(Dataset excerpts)
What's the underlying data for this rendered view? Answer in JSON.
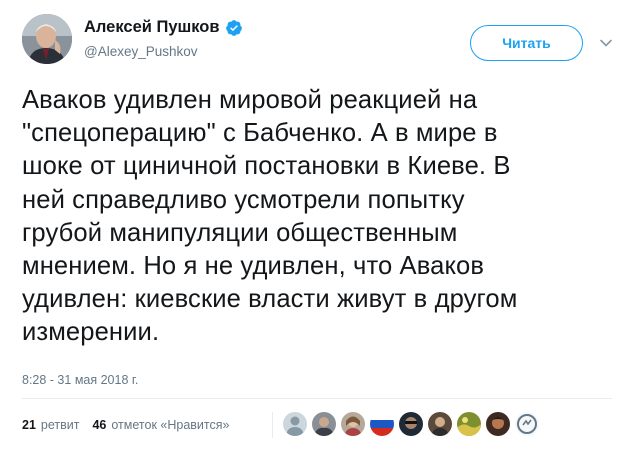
{
  "tweet": {
    "author_name": "Алексей Пушков",
    "author_handle": "@Alexey_Pushkov",
    "follow_label": "Читать",
    "text_lines": [
      "Аваков удивлен мировой реакцией на",
      "\"спецоперацию\" с Бабченко. А в мире в",
      "шоке от циничной постановки в Киеве. В",
      "ней справедливо усмотрели попытку",
      "грубой манипуляции общественным",
      "мнением. Но я не удивлен, что Аваков",
      "удивлен: киевские власти живут в другом",
      "измерении."
    ],
    "timestamp": "8:28 - 31 мая 2018 г."
  },
  "stats": {
    "retweets_count": "21",
    "retweets_label": "ретвит",
    "likes_count": "46",
    "likes_label": "отметок «Нравится»"
  },
  "icons": {
    "verified": "verified-badge-icon",
    "menu": "chevron-down-icon"
  },
  "colors": {
    "accent": "#1da1f2",
    "text": "#14171a",
    "secondary": "#657786",
    "divider": "#e6ecf0"
  }
}
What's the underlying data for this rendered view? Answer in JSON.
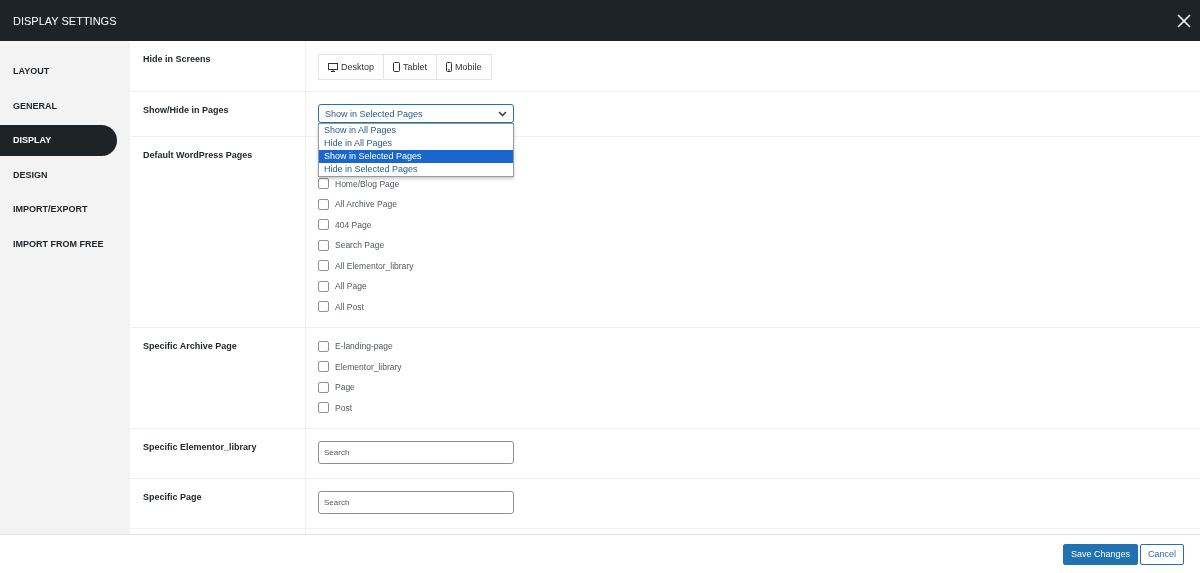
{
  "window": {
    "title": "DISPLAY SETTINGS"
  },
  "sidebar": {
    "items": [
      {
        "label": "LAYOUT",
        "selected": false
      },
      {
        "label": "GENERAL",
        "selected": false
      },
      {
        "label": "DISPLAY",
        "selected": true
      },
      {
        "label": "DESIGN",
        "selected": false
      },
      {
        "label": "IMPORT/EXPORT",
        "selected": false
      },
      {
        "label": "IMPORT FROM FREE",
        "selected": false
      }
    ]
  },
  "settings": [
    {
      "kind": "screens",
      "label": "Hide in Screens",
      "buttons": [
        {
          "kind": "desktop",
          "label": "Desktop"
        },
        {
          "kind": "tablet",
          "label": "Tablet"
        },
        {
          "kind": "mobile",
          "label": "Mobile"
        }
      ]
    },
    {
      "kind": "select",
      "label": "Show/Hide in Pages",
      "value": "Show in Selected Pages",
      "options": [
        {
          "label": "Show in All Pages",
          "selected": false
        },
        {
          "label": "Hide in All Pages",
          "selected": false
        },
        {
          "label": "Show in Selected Pages",
          "selected": true
        },
        {
          "label": "Hide in Selected Pages",
          "selected": false
        }
      ]
    },
    {
      "kind": "checkboxes",
      "label": "Default WordPress Pages",
      "items": [
        {
          "label": "Home/Blog Page",
          "checked": false
        },
        {
          "label": "All Archive Page",
          "checked": false
        },
        {
          "label": "404 Page",
          "checked": false
        },
        {
          "label": "Search Page",
          "checked": false
        },
        {
          "label": "All Elementor_library",
          "checked": false
        },
        {
          "label": "All Page",
          "checked": false
        },
        {
          "label": "All Post",
          "checked": false
        }
      ]
    },
    {
      "kind": "checkboxes",
      "label": "Specific Archive Page",
      "items": [
        {
          "label": "E-landing-page",
          "checked": false
        },
        {
          "label": "Elementor_library",
          "checked": false
        },
        {
          "label": "Page",
          "checked": false
        },
        {
          "label": "Post",
          "checked": false
        }
      ]
    },
    {
      "kind": "search",
      "label": "Specific Elementor_library",
      "placeholder": "Search"
    },
    {
      "kind": "search",
      "label": "Specific Page",
      "placeholder": "Search"
    }
  ],
  "footer": {
    "buttons": [
      {
        "kind": "primary",
        "label": "Save Changes"
      },
      {
        "kind": "secondary",
        "label": "Cancel"
      }
    ]
  }
}
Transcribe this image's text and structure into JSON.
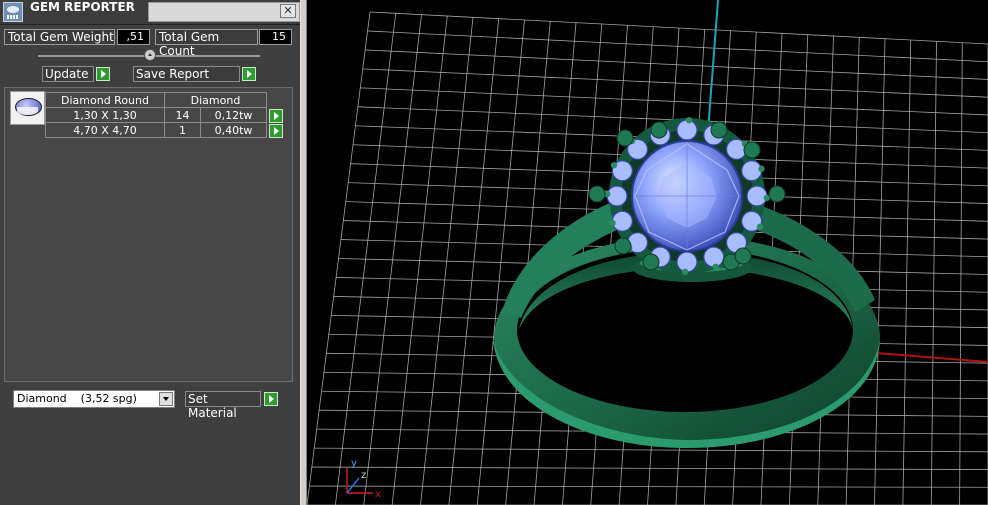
{
  "window": {
    "title": "GEM REPORTER",
    "close_glyph": "✕"
  },
  "stats": {
    "weight_label": "Total Gem Weight",
    "weight_value": ",51",
    "count_label": "Total Gem Count",
    "count_value": "15"
  },
  "actions": {
    "update_label": "Update",
    "save_label": "Save Report"
  },
  "table": {
    "headers": [
      "Diamond Round",
      "Diamond"
    ],
    "rows": [
      {
        "size": "1,30 X 1,30",
        "count": "14",
        "weight": "0,12tw"
      },
      {
        "size": "4,70 X 4,70",
        "count": "1",
        "weight": "0,40tw"
      }
    ]
  },
  "material": {
    "selected": "Diamond    (3,52 spg)",
    "set_label": "Set Material"
  },
  "viewport": {
    "axis_labels": {
      "x": "x",
      "y": "y",
      "z": "z"
    },
    "colors": {
      "grid": "#bfbfbf",
      "metal": "#1f6b4c",
      "stone": "#8fa6ff",
      "x_axis": "#b31212",
      "z_axis": "#18a6b4"
    }
  },
  "icons": [
    "app-icon",
    "close-icon",
    "slider-thumb-icon",
    "go-arrow-icon",
    "gem-thumbnail",
    "dropdown-arrow-icon"
  ]
}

= Exercise brief =
Identify and extract each line of the listing that contains "Pages".

= The reply =
      "label": "Show/Hide in Pages",
      "value": "Show in Selected Pages",
          "label": "Show in All Pages",
          "label": "Hide in All Pages",
          "label": "Show in Selected Pages",
          "label": "Hide in Selected Pages",
      "label": "Default WordPress Pages",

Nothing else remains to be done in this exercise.